(Lines of data)
*****
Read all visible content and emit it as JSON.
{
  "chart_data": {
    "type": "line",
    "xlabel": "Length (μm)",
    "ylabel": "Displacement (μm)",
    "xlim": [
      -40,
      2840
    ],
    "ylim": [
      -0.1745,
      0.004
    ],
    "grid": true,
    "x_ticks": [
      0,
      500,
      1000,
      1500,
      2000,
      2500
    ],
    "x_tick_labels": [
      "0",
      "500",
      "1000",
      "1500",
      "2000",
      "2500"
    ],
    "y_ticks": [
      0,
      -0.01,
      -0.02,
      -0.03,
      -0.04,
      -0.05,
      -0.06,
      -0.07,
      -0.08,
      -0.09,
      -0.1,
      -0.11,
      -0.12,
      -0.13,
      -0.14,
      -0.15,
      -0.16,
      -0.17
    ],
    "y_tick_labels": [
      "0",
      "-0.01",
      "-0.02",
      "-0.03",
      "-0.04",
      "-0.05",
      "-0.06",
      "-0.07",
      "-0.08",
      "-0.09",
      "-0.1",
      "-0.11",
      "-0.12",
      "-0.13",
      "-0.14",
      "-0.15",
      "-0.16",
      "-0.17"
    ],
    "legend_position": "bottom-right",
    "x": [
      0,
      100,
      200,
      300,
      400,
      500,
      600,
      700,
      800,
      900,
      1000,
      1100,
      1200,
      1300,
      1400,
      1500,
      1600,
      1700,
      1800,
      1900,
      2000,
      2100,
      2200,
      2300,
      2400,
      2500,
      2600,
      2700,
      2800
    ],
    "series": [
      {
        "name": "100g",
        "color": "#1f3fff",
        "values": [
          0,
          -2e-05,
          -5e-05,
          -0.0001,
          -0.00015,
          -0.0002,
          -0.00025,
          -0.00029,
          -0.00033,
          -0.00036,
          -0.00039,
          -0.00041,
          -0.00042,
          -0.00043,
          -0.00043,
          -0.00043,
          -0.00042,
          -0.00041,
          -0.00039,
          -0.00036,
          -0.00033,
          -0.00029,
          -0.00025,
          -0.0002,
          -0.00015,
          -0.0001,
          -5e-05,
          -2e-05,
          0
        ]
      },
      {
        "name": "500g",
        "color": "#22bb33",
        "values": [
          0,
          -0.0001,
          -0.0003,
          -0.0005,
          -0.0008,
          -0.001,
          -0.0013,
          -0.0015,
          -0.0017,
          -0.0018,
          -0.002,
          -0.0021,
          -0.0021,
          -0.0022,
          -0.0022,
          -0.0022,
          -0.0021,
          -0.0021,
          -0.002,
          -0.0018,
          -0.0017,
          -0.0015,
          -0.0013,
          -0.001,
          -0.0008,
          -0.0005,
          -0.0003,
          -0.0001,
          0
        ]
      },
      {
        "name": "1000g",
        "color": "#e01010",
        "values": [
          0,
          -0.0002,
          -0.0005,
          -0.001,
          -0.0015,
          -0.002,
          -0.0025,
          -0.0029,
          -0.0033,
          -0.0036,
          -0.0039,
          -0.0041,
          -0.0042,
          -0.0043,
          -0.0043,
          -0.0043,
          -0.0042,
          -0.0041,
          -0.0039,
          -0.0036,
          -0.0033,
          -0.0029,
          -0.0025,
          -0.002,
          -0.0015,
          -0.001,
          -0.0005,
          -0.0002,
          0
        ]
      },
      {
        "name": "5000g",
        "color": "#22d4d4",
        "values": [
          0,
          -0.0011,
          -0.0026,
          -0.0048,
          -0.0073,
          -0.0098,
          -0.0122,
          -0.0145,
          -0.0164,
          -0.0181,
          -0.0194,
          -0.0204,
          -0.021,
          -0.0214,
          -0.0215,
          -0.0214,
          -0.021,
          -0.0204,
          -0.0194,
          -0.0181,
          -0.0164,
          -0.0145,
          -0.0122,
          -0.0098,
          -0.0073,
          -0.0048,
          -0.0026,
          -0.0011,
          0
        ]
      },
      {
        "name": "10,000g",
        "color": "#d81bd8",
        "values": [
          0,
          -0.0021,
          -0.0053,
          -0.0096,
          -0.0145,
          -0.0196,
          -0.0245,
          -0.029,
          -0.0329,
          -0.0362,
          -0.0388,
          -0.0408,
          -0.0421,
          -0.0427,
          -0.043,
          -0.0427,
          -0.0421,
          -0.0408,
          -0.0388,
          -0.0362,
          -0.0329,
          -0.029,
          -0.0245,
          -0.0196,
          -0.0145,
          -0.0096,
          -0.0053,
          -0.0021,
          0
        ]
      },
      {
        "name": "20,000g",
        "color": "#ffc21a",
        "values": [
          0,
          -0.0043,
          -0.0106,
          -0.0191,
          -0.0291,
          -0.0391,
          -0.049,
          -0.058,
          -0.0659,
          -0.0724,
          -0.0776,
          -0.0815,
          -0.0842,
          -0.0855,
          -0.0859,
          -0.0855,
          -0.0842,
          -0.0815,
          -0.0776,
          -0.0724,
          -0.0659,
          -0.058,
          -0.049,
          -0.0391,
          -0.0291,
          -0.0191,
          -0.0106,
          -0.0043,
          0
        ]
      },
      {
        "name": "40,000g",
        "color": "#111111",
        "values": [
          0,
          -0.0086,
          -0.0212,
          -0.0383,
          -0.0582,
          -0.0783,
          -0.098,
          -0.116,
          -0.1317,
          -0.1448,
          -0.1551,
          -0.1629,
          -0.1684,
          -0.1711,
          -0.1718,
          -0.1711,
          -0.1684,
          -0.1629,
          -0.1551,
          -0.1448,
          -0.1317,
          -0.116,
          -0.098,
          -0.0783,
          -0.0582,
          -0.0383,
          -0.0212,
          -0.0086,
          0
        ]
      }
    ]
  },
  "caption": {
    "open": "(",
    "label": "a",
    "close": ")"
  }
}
*****
§ **Task**: Write the material out exactly, with nothing left out.

§ **Solution to the exercise**:
Read all visible content and emit it as JSON.
{
  "chart_data": {
    "type": "line",
    "xlabel": "Length (μm)",
    "ylabel": "Displacement (μm)",
    "xlim": [
      -40,
      2840
    ],
    "ylim": [
      -0.1745,
      0.004
    ],
    "grid": true,
    "x_ticks": [
      0,
      500,
      1000,
      1500,
      2000,
      2500
    ],
    "x_tick_labels": [
      "0",
      "500",
      "1000",
      "1500",
      "2000",
      "2500"
    ],
    "y_ticks": [
      0,
      -0.01,
      -0.02,
      -0.03,
      -0.04,
      -0.05,
      -0.06,
      -0.07,
      -0.08,
      -0.09,
      -0.1,
      -0.11,
      -0.12,
      -0.13,
      -0.14,
      -0.15,
      -0.16,
      -0.17
    ],
    "y_tick_labels": [
      "0",
      "-0.01",
      "-0.02",
      "-0.03",
      "-0.04",
      "-0.05",
      "-0.06",
      "-0.07",
      "-0.08",
      "-0.09",
      "-0.1",
      "-0.11",
      "-0.12",
      "-0.13",
      "-0.14",
      "-0.15",
      "-0.16",
      "-0.17"
    ],
    "legend_position": "bottom-right",
    "x": [
      0,
      100,
      200,
      300,
      400,
      500,
      600,
      700,
      800,
      900,
      1000,
      1100,
      1200,
      1300,
      1400,
      1500,
      1600,
      1700,
      1800,
      1900,
      2000,
      2100,
      2200,
      2300,
      2400,
      2500,
      2600,
      2700,
      2800
    ],
    "series": [
      {
        "name": "100g",
        "color": "#1f3fff",
        "values": [
          0,
          -2e-05,
          -5e-05,
          -0.0001,
          -0.00015,
          -0.0002,
          -0.00025,
          -0.00029,
          -0.00033,
          -0.00036,
          -0.00039,
          -0.00041,
          -0.00042,
          -0.00043,
          -0.00043,
          -0.00043,
          -0.00042,
          -0.00041,
          -0.00039,
          -0.00036,
          -0.00033,
          -0.00029,
          -0.00025,
          -0.0002,
          -0.00015,
          -0.0001,
          -5e-05,
          -2e-05,
          0
        ]
      },
      {
        "name": "500g",
        "color": "#22bb33",
        "values": [
          0,
          -0.0001,
          -0.0003,
          -0.0005,
          -0.0008,
          -0.001,
          -0.0013,
          -0.0015,
          -0.0017,
          -0.0018,
          -0.002,
          -0.0021,
          -0.0021,
          -0.0022,
          -0.0022,
          -0.0022,
          -0.0021,
          -0.0021,
          -0.002,
          -0.0018,
          -0.0017,
          -0.0015,
          -0.0013,
          -0.001,
          -0.0008,
          -0.0005,
          -0.0003,
          -0.0001,
          0
        ]
      },
      {
        "name": "1000g",
        "color": "#e01010",
        "values": [
          0,
          -0.0002,
          -0.0005,
          -0.001,
          -0.0015,
          -0.002,
          -0.0025,
          -0.0029,
          -0.0033,
          -0.0036,
          -0.0039,
          -0.0041,
          -0.0042,
          -0.0043,
          -0.0043,
          -0.0043,
          -0.0042,
          -0.0041,
          -0.0039,
          -0.0036,
          -0.0033,
          -0.0029,
          -0.0025,
          -0.002,
          -0.0015,
          -0.001,
          -0.0005,
          -0.0002,
          0
        ]
      },
      {
        "name": "5000g",
        "color": "#22d4d4",
        "values": [
          0,
          -0.0011,
          -0.0026,
          -0.0048,
          -0.0073,
          -0.0098,
          -0.0122,
          -0.0145,
          -0.0164,
          -0.0181,
          -0.0194,
          -0.0204,
          -0.021,
          -0.0214,
          -0.0215,
          -0.0214,
          -0.021,
          -0.0204,
          -0.0194,
          -0.0181,
          -0.0164,
          -0.0145,
          -0.0122,
          -0.0098,
          -0.0073,
          -0.0048,
          -0.0026,
          -0.0011,
          0
        ]
      },
      {
        "name": "10,000g",
        "color": "#d81bd8",
        "values": [
          0,
          -0.0021,
          -0.0053,
          -0.0096,
          -0.0145,
          -0.0196,
          -0.0245,
          -0.029,
          -0.0329,
          -0.0362,
          -0.0388,
          -0.0408,
          -0.0421,
          -0.0427,
          -0.043,
          -0.0427,
          -0.0421,
          -0.0408,
          -0.0388,
          -0.0362,
          -0.0329,
          -0.029,
          -0.0245,
          -0.0196,
          -0.0145,
          -0.0096,
          -0.0053,
          -0.0021,
          0
        ]
      },
      {
        "name": "20,000g",
        "color": "#ffc21a",
        "values": [
          0,
          -0.0043,
          -0.0106,
          -0.0191,
          -0.0291,
          -0.0391,
          -0.049,
          -0.058,
          -0.0659,
          -0.0724,
          -0.0776,
          -0.0815,
          -0.0842,
          -0.0855,
          -0.0859,
          -0.0855,
          -0.0842,
          -0.0815,
          -0.0776,
          -0.0724,
          -0.0659,
          -0.058,
          -0.049,
          -0.0391,
          -0.0291,
          -0.0191,
          -0.0106,
          -0.0043,
          0
        ]
      },
      {
        "name": "40,000g",
        "color": "#111111",
        "values": [
          0,
          -0.0086,
          -0.0212,
          -0.0383,
          -0.0582,
          -0.0783,
          -0.098,
          -0.116,
          -0.1317,
          -0.1448,
          -0.1551,
          -0.1629,
          -0.1684,
          -0.1711,
          -0.1718,
          -0.1711,
          -0.1684,
          -0.1629,
          -0.1551,
          -0.1448,
          -0.1317,
          -0.116,
          -0.098,
          -0.0783,
          -0.0582,
          -0.0383,
          -0.0212,
          -0.0086,
          0
        ]
      }
    ]
  },
  "caption": {
    "open": "(",
    "label": "a",
    "close": ")"
  }
}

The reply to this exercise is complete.